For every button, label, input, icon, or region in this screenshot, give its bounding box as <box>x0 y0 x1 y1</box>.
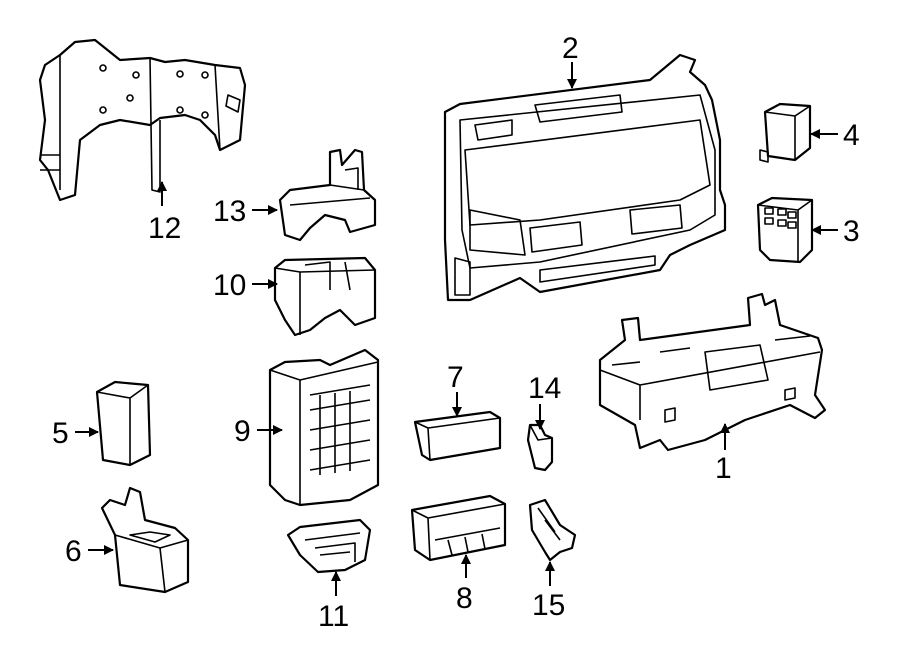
callout-label-2: 2 <box>562 32 579 65</box>
callout-label-1: 1 <box>715 452 732 485</box>
part-9-fuse-block <box>268 348 380 507</box>
callout-label-3: 3 <box>843 215 860 248</box>
callout-label-14: 14 <box>528 372 561 405</box>
part-5-relay <box>95 380 152 467</box>
part-6-holder <box>100 486 190 594</box>
part-3-socket <box>756 196 814 264</box>
part-14-clip <box>526 423 554 472</box>
part-15-clip <box>528 498 577 562</box>
part-13-connector <box>278 148 377 242</box>
callout-label-13: 13 <box>213 195 246 228</box>
callout-label-11: 11 <box>318 600 349 633</box>
callout-label-6: 6 <box>65 535 82 568</box>
part-12-bracket <box>38 38 247 202</box>
callout-label-10: 10 <box>213 269 246 302</box>
callout-label-12: 12 <box>148 212 181 245</box>
callout-label-7: 7 <box>447 361 464 394</box>
callout-label-4: 4 <box>843 119 860 152</box>
part-7-module <box>413 410 502 462</box>
part-11-terminal <box>286 518 372 574</box>
callout-label-5: 5 <box>52 417 69 450</box>
callout-label-8: 8 <box>456 582 473 615</box>
part-4-relay <box>759 102 812 163</box>
callout-label-9: 9 <box>234 415 251 448</box>
part-1-fuse-box <box>598 292 827 452</box>
part-8-module <box>410 494 507 562</box>
part-2-housing <box>443 53 727 302</box>
part-10-connector <box>273 256 377 337</box>
callout-label-15: 15 <box>532 589 565 622</box>
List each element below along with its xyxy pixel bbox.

WHAT THE TASK ASKS
Arrange the lines of the entries as a Markdown table with the columns "Row" and "Line", skipping any blank lines. Start at the line with "callout-label-2: 2 <box>562 32 579 65</box>" and continue through the last line of the entries.

EXERCISE RESULT
| Row | Line |
|---|---|
| 1 | callout-label-2: 2 <box>562 32 579 65</box> |
| 2 | callout-label-1: 1 <box>715 452 732 485</box> |
| 3 | part-9-fuse-block <box>268 348 380 507</box> |
| 4 | callout-label-3: 3 <box>843 215 860 248</box> |
| 5 | callout-label-14: 14 <box>528 372 561 405</box> |
| 6 | part-5-relay <box>95 380 152 467</box> |
| 7 | part-6-holder <box>100 486 190 594</box> |
| 8 | part-3-socket <box>756 196 814 264</box> |
| 9 | part-14-clip <box>526 423 554 472</box> |
| 10 | part-15-clip <box>528 498 577 562</box> |
| 11 | part-13-connector <box>278 148 377 242</box> |
| 12 | callout-label-13: 13 <box>213 195 246 228</box> |
| 13 | callout-label-11: 11 <box>318 600 349 633</box> |
| 14 | callout-label-6: 6 <box>65 535 82 568</box> |
| 15 | part-12-bracket <box>38 38 247 202</box> |
| 16 | callout-label-10: 10 <box>213 269 246 302</box> |
| 17 | callout-label-12: 12 <box>148 212 181 245</box> |
| 18 | callout-label-7: 7 <box>447 361 464 394</box> |
| 19 | callout-label-4: 4 <box>843 119 860 152</box> |
| 20 | part-7-module <box>413 410 502 462</box> |
| 21 | part-11-terminal <box>286 518 372 574</box> |
| 22 | callout-label-5: 5 <box>52 417 69 450</box> |
| 23 | callout-label-8: 8 <box>456 582 473 615</box> |
| 24 | part-4-relay <box>759 102 812 163</box> |
| 25 | callout-label-9: 9 <box>234 415 251 448</box> |
| 26 | part-1-fuse-box <box>598 292 827 452</box> |
| 27 | part-8-module <box>410 494 507 562</box> |
| 28 | part-2-housing <box>443 53 727 302</box> |
| 29 | part-10-connector <box>273 256 377 337</box> |
| 30 | callout-label-15: 15 <box>532 589 565 622</box> |
| 31 | List each element below along with its xyxy pixel bbox. |